● **SHORT EXERCISE**:
Repeat each record below exactly as given.

● **INPUT**:
▬▬▬

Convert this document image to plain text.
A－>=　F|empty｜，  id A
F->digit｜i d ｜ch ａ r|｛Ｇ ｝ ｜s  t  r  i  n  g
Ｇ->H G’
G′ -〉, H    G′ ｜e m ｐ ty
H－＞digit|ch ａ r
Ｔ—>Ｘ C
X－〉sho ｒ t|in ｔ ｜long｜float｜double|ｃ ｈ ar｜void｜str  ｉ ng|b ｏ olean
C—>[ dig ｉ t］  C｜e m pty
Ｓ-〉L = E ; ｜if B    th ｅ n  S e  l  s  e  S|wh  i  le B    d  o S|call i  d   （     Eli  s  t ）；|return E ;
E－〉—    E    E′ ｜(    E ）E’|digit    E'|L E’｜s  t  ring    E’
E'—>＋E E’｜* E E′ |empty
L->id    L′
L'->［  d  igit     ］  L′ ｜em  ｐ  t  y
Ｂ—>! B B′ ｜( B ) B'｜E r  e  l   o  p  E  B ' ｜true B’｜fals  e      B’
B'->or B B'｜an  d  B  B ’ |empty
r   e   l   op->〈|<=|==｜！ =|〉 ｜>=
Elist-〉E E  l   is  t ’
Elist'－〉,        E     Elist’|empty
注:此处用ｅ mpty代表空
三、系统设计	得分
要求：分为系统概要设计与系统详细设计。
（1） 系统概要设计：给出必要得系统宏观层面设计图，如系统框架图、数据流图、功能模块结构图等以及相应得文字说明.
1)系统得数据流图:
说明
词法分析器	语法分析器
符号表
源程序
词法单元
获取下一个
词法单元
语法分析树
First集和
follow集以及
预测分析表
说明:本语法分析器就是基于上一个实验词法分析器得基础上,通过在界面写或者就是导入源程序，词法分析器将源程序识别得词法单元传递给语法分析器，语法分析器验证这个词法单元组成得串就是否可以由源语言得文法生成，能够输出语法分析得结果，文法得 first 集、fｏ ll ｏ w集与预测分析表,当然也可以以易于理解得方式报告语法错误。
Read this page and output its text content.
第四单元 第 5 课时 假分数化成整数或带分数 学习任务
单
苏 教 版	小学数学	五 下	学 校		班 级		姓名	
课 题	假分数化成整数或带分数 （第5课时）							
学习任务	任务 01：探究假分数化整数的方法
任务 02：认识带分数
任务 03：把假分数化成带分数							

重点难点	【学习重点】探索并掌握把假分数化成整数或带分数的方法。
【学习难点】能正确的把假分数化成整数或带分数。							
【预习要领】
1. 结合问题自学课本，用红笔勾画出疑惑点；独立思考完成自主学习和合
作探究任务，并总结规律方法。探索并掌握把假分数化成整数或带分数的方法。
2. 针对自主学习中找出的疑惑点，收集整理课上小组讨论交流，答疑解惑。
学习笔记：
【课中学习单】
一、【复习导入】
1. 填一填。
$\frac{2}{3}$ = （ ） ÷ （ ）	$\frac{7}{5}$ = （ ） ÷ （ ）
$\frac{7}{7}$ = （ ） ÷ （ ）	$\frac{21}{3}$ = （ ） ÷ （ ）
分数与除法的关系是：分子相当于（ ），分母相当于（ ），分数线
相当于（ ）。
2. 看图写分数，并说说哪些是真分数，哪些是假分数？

▬▬▬

● **ANSWER IN FULL**:
Convert this document image to plain text.
A－>=　F|empty｜，  id A
F->digit｜i d ｜ch ａ r|｛Ｇ ｝ ｜s  t  r  i  n  g
Ｇ->H G’
G′ -〉, H    G′ ｜e m ｐ ty
H－＞digit|ch ａ r
Ｔ—>Ｘ C
X－〉sho ｒ t|in ｔ ｜long｜float｜double|ｃ ｈ ar｜void｜str  ｉ ng|b ｏ olean
C—>[ dig ｉ t］  C｜e m pty
Ｓ-〉L = E ; ｜if B    th ｅ n  S e  l  s  e  S|wh  i  le B    d  o S|call i  d   （     Eli  s  t ）；|return E ;
E－〉—    E    E′ ｜(    E ）E’|digit    E'|L E’｜s  t  ring    E’
E'—>＋E E’｜* E E′ |empty
L->id    L′
L'->［  d  igit     ］  L′ ｜em  ｐ  t  y
Ｂ—>! B B′ ｜( B ) B'｜E r  e  l   o  p  E  B ' ｜true B’｜fals  e      B’
B'->or B B'｜an  d  B  B ’ |empty
r   e   l   op->〈|<=|==｜！ =|〉 ｜>=
Elist-〉E E  l   is  t ’
Elist'－〉,        E     Elist’|empty
注:此处用ｅ mpty代表空
三、系统设计	得分
要求：分为系统概要设计与系统详细设计。
（1） 系统概要设计：给出必要得系统宏观层面设计图，如系统框架图、数据流图、功能模块结构图等以及相应得文字说明.
1)系统得数据流图:
说明
词法分析器	语法分析器
符号表
源程序
词法单元
获取下一个
词法单元
语法分析树
First集和
follow集以及
预测分析表
说明:本语法分析器就是基于上一个实验词法分析器得基础上,通过在界面写或者就是导入源程序，词法分析器将源程序识别得词法单元传递给语法分析器，语法分析器验证这个词法单元组成得串就是否可以由源语言得文法生成，能够输出语法分析得结果，文法得 first 集、fｏ ll ｏ w集与预测分析表,当然也可以以易于理解得方式报告语法错误。
Read this page and output its text content.
第四单元 第 5 课时 假分数化成整数或带分数 学习任务
单
苏 教 版	小学数学	五 下	学 校		班 级		姓名	
课 题	假分数化成整数或带分数 （第5课时）							
学习任务	任务 01：探究假分数化整数的方法
任务 02：认识带分数
任务 03：把假分数化成带分数							

重点难点	【学习重点】探索并掌握把假分数化成整数或带分数的方法。
【学习难点】能正确的把假分数化成整数或带分数。							
【预习要领】
1. 结合问题自学课本，用红笔勾画出疑惑点；独立思考完成自主学习和合
作探究任务，并总结规律方法。探索并掌握把假分数化成整数或带分数的方法。
2. 针对自主学习中找出的疑惑点，收集整理课上小组讨论交流，答疑解惑。
学习笔记：
【课中学习单】
一、【复习导入】
1. 填一填。
$\frac{2}{3}$ = （ ） ÷ （ ）	$\frac{7}{5}$ = （ ） ÷ （ ）
$\frac{7}{7}$ = （ ） ÷ （ ）	$\frac{21}{3}$ = （ ） ÷ （ ）
分数与除法的关系是：分子相当于（ ），分母相当于（ ），分数线
相当于（ ）。
2. 看图写分数，并说说哪些是真分数，哪些是假分数？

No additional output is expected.